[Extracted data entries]
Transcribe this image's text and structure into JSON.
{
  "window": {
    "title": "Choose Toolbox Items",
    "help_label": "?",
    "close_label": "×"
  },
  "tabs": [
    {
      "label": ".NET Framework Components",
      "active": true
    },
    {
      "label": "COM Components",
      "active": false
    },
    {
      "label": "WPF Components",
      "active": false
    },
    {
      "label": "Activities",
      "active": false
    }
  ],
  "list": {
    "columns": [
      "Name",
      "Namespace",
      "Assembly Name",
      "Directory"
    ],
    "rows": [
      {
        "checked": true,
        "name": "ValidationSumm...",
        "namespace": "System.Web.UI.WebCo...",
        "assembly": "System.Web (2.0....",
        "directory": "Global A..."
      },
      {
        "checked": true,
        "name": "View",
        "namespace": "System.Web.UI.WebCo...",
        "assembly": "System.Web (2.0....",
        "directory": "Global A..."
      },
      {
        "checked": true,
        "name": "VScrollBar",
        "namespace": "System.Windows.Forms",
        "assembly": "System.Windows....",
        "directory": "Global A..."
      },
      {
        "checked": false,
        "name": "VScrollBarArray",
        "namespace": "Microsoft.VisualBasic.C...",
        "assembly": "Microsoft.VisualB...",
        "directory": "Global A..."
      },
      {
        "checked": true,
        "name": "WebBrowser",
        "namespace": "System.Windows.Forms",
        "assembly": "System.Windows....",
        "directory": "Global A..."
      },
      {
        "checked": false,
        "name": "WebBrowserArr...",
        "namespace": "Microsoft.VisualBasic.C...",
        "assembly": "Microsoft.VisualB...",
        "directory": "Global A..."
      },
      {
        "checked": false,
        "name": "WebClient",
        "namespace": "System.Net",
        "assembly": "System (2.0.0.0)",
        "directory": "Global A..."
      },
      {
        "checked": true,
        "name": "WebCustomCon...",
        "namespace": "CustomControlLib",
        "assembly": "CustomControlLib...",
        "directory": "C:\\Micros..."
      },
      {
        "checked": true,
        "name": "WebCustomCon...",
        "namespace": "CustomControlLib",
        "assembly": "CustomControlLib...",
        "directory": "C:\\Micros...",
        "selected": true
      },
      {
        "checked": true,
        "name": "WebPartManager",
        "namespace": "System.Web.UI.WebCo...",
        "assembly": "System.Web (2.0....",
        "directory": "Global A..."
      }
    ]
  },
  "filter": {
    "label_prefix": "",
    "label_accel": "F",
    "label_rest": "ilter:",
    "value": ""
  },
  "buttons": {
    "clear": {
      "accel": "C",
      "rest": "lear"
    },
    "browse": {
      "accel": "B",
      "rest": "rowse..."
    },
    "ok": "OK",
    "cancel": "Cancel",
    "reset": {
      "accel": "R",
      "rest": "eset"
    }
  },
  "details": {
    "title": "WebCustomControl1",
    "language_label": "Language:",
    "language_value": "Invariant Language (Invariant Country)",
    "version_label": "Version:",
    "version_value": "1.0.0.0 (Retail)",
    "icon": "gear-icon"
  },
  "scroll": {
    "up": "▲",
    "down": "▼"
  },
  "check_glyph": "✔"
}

What is expected: Give back the data above exactly as it appears.

Final result:
Transcribe this image's text and structure into JSON.
{
  "window": {
    "title": "Choose Toolbox Items",
    "help_label": "?",
    "close_label": "×"
  },
  "tabs": [
    {
      "label": ".NET Framework Components",
      "active": true
    },
    {
      "label": "COM Components",
      "active": false
    },
    {
      "label": "WPF Components",
      "active": false
    },
    {
      "label": "Activities",
      "active": false
    }
  ],
  "list": {
    "columns": [
      "Name",
      "Namespace",
      "Assembly Name",
      "Directory"
    ],
    "rows": [
      {
        "checked": true,
        "name": "ValidationSumm...",
        "namespace": "System.Web.UI.WebCo...",
        "assembly": "System.Web (2.0....",
        "directory": "Global A..."
      },
      {
        "checked": true,
        "name": "View",
        "namespace": "System.Web.UI.WebCo...",
        "assembly": "System.Web (2.0....",
        "directory": "Global A..."
      },
      {
        "checked": true,
        "name": "VScrollBar",
        "namespace": "System.Windows.Forms",
        "assembly": "System.Windows....",
        "directory": "Global A..."
      },
      {
        "checked": false,
        "name": "VScrollBarArray",
        "namespace": "Microsoft.VisualBasic.C...",
        "assembly": "Microsoft.VisualB...",
        "directory": "Global A..."
      },
      {
        "checked": true,
        "name": "WebBrowser",
        "namespace": "System.Windows.Forms",
        "assembly": "System.Windows....",
        "directory": "Global A..."
      },
      {
        "checked": false,
        "name": "WebBrowserArr...",
        "namespace": "Microsoft.VisualBasic.C...",
        "assembly": "Microsoft.VisualB...",
        "directory": "Global A..."
      },
      {
        "checked": false,
        "name": "WebClient",
        "namespace": "System.Net",
        "assembly": "System (2.0.0.0)",
        "directory": "Global A..."
      },
      {
        "checked": true,
        "name": "WebCustomCon...",
        "namespace": "CustomControlLib",
        "assembly": "CustomControlLib...",
        "directory": "C:\\Micros..."
      },
      {
        "checked": true,
        "name": "WebCustomCon...",
        "namespace": "CustomControlLib",
        "assembly": "CustomControlLib...",
        "directory": "C:\\Micros...",
        "selected": true
      },
      {
        "checked": true,
        "name": "WebPartManager",
        "namespace": "System.Web.UI.WebCo...",
        "assembly": "System.Web (2.0....",
        "directory": "Global A..."
      }
    ]
  },
  "filter": {
    "label_prefix": "",
    "label_accel": "F",
    "label_rest": "ilter:",
    "value": ""
  },
  "buttons": {
    "clear": {
      "accel": "C",
      "rest": "lear"
    },
    "browse": {
      "accel": "B",
      "rest": "rowse..."
    },
    "ok": "OK",
    "cancel": "Cancel",
    "reset": {
      "accel": "R",
      "rest": "eset"
    }
  },
  "details": {
    "title": "WebCustomControl1",
    "language_label": "Language:",
    "language_value": "Invariant Language (Invariant Country)",
    "version_label": "Version:",
    "version_value": "1.0.0.0 (Retail)",
    "icon": "gear-icon"
  },
  "scroll": {
    "up": "▲",
    "down": "▼"
  },
  "check_glyph": "✔"
}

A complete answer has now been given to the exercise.